[Collected data entries]
-------------------------
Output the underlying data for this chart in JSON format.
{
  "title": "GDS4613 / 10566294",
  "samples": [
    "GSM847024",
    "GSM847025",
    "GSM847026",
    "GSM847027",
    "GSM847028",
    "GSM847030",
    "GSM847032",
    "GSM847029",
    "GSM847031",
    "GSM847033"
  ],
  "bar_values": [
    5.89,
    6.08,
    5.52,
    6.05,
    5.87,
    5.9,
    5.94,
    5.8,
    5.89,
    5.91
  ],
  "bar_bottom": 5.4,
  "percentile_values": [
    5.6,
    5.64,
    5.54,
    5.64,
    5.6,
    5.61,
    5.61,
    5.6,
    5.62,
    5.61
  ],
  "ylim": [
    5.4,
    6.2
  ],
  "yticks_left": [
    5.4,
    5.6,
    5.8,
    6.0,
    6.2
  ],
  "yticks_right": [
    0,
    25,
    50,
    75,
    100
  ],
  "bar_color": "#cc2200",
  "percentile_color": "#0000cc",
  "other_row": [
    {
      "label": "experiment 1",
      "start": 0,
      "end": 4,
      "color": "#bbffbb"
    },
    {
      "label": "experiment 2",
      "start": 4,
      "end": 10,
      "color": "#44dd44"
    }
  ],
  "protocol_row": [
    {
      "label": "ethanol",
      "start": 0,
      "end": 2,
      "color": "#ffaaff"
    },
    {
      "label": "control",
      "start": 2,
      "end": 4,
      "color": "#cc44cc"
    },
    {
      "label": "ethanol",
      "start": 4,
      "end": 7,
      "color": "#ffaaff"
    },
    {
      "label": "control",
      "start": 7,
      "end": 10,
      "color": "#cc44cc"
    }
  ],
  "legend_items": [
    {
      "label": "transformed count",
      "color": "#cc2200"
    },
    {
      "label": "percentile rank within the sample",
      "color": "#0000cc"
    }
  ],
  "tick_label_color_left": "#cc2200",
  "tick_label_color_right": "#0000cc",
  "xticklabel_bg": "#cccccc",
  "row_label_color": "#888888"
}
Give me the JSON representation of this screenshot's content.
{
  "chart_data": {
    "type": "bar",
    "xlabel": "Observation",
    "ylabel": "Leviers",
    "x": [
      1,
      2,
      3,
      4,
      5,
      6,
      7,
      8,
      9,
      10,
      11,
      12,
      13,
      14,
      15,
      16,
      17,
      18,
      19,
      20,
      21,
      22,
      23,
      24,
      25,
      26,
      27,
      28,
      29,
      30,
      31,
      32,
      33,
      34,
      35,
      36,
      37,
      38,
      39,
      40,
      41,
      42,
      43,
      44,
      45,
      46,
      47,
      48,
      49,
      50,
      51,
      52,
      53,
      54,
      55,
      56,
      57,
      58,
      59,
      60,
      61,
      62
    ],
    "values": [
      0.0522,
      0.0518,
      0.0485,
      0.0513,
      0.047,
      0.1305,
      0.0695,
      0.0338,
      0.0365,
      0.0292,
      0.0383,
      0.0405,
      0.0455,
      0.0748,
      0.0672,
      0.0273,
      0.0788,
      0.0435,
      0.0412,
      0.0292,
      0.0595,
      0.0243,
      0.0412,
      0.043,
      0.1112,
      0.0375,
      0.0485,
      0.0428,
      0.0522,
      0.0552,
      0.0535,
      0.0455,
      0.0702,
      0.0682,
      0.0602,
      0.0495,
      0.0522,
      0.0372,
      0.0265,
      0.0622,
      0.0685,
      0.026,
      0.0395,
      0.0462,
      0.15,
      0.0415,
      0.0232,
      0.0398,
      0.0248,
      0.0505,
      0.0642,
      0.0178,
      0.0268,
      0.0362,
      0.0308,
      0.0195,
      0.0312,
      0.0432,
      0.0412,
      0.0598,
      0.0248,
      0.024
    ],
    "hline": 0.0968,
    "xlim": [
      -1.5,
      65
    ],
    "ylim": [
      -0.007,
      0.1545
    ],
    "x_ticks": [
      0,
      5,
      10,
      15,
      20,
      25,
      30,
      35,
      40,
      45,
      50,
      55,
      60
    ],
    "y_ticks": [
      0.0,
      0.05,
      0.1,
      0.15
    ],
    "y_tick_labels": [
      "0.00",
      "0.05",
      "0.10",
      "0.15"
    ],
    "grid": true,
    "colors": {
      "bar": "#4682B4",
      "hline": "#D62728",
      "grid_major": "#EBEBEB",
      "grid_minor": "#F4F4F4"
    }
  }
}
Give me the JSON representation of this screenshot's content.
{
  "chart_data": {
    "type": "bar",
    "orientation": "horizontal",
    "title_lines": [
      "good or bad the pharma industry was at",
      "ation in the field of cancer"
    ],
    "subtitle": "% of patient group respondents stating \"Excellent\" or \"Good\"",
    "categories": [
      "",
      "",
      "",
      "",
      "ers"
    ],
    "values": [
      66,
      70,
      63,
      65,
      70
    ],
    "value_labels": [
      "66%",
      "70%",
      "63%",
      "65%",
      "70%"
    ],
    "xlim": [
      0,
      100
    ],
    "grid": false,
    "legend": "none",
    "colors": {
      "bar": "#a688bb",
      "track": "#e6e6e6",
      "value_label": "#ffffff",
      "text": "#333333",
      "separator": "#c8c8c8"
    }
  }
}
-------------------------
- Written task
Write the data out again in full and exactly.

- Answer for the task
Output the underlying data for this chart in JSON format.
{
  "title": "GDS4613 / 10566294",
  "samples": [
    "GSM847024",
    "GSM847025",
    "GSM847026",
    "GSM847027",
    "GSM847028",
    "GSM847030",
    "GSM847032",
    "GSM847029",
    "GSM847031",
    "GSM847033"
  ],
  "bar_values": [
    5.89,
    6.08,
    5.52,
    6.05,
    5.87,
    5.9,
    5.94,
    5.8,
    5.89,
    5.91
  ],
  "bar_bottom": 5.4,
  "percentile_values": [
    5.6,
    5.64,
    5.54,
    5.64,
    5.6,
    5.61,
    5.61,
    5.6,
    5.62,
    5.61
  ],
  "ylim": [
    5.4,
    6.2
  ],
  "yticks_left": [
    5.4,
    5.6,
    5.8,
    6.0,
    6.2
  ],
  "yticks_right": [
    0,
    25,
    50,
    75,
    100
  ],
  "bar_color": "#cc2200",
  "percentile_color": "#0000cc",
  "other_row": [
    {
      "label": "experiment 1",
      "start": 0,
      "end": 4,
      "color": "#bbffbb"
    },
    {
      "label": "experiment 2",
      "start": 4,
      "end": 10,
      "color": "#44dd44"
    }
  ],
  "protocol_row": [
    {
      "label": "ethanol",
      "start": 0,
      "end": 2,
      "color": "#ffaaff"
    },
    {
      "label": "control",
      "start": 2,
      "end": 4,
      "color": "#cc44cc"
    },
    {
      "label": "ethanol",
      "start": 4,
      "end": 7,
      "color": "#ffaaff"
    },
    {
      "label": "control",
      "start": 7,
      "end": 10,
      "color": "#cc44cc"
    }
  ],
  "legend_items": [
    {
      "label": "transformed count",
      "color": "#cc2200"
    },
    {
      "label": "percentile rank within the sample",
      "color": "#0000cc"
    }
  ],
  "tick_label_color_left": "#cc2200",
  "tick_label_color_right": "#0000cc",
  "xticklabel_bg": "#cccccc",
  "row_label_color": "#888888"
}
Give me the JSON representation of this screenshot's content.
{
  "chart_data": {
    "type": "bar",
    "xlabel": "Observation",
    "ylabel": "Leviers",
    "x": [
      1,
      2,
      3,
      4,
      5,
      6,
      7,
      8,
      9,
      10,
      11,
      12,
      13,
      14,
      15,
      16,
      17,
      18,
      19,
      20,
      21,
      22,
      23,
      24,
      25,
      26,
      27,
      28,
      29,
      30,
      31,
      32,
      33,
      34,
      35,
      36,
      37,
      38,
      39,
      40,
      41,
      42,
      43,
      44,
      45,
      46,
      47,
      48,
      49,
      50,
      51,
      52,
      53,
      54,
      55,
      56,
      57,
      58,
      59,
      60,
      61,
      62
    ],
    "values": [
      0.0522,
      0.0518,
      0.0485,
      0.0513,
      0.047,
      0.1305,
      0.0695,
      0.0338,
      0.0365,
      0.0292,
      0.0383,
      0.0405,
      0.0455,
      0.0748,
      0.0672,
      0.0273,
      0.0788,
      0.0435,
      0.0412,
      0.0292,
      0.0595,
      0.0243,
      0.0412,
      0.043,
      0.1112,
      0.0375,
      0.0485,
      0.0428,
      0.0522,
      0.0552,
      0.0535,
      0.0455,
      0.0702,
      0.0682,
      0.0602,
      0.0495,
      0.0522,
      0.0372,
      0.0265,
      0.0622,
      0.0685,
      0.026,
      0.0395,
      0.0462,
      0.15,
      0.0415,
      0.0232,
      0.0398,
      0.0248,
      0.0505,
      0.0642,
      0.0178,
      0.0268,
      0.0362,
      0.0308,
      0.0195,
      0.0312,
      0.0432,
      0.0412,
      0.0598,
      0.0248,
      0.024
    ],
    "hline": 0.0968,
    "xlim": [
      -1.5,
      65
    ],
    "ylim": [
      -0.007,
      0.1545
    ],
    "x_ticks": [
      0,
      5,
      10,
      15,
      20,
      25,
      30,
      35,
      40,
      45,
      50,
      55,
      60
    ],
    "y_ticks": [
      0.0,
      0.05,
      0.1,
      0.15
    ],
    "y_tick_labels": [
      "0.00",
      "0.05",
      "0.10",
      "0.15"
    ],
    "grid": true,
    "colors": {
      "bar": "#4682B4",
      "hline": "#D62728",
      "grid_major": "#EBEBEB",
      "grid_minor": "#F4F4F4"
    }
  }
}
Give me the JSON representation of this screenshot's content.
{
  "chart_data": {
    "type": "bar",
    "orientation": "horizontal",
    "title_lines": [
      "good or bad the pharma industry was at",
      "ation in the field of cancer"
    ],
    "subtitle": "% of patient group respondents stating \"Excellent\" or \"Good\"",
    "categories": [
      "",
      "",
      "",
      "",
      "ers"
    ],
    "values": [
      66,
      70,
      63,
      65,
      70
    ],
    "value_labels": [
      "66%",
      "70%",
      "63%",
      "65%",
      "70%"
    ],
    "xlim": [
      0,
      100
    ],
    "grid": false,
    "legend": "none",
    "colors": {
      "bar": "#a688bb",
      "track": "#e6e6e6",
      "value_label": "#ffffff",
      "text": "#333333",
      "separator": "#c8c8c8"
    }
  }
}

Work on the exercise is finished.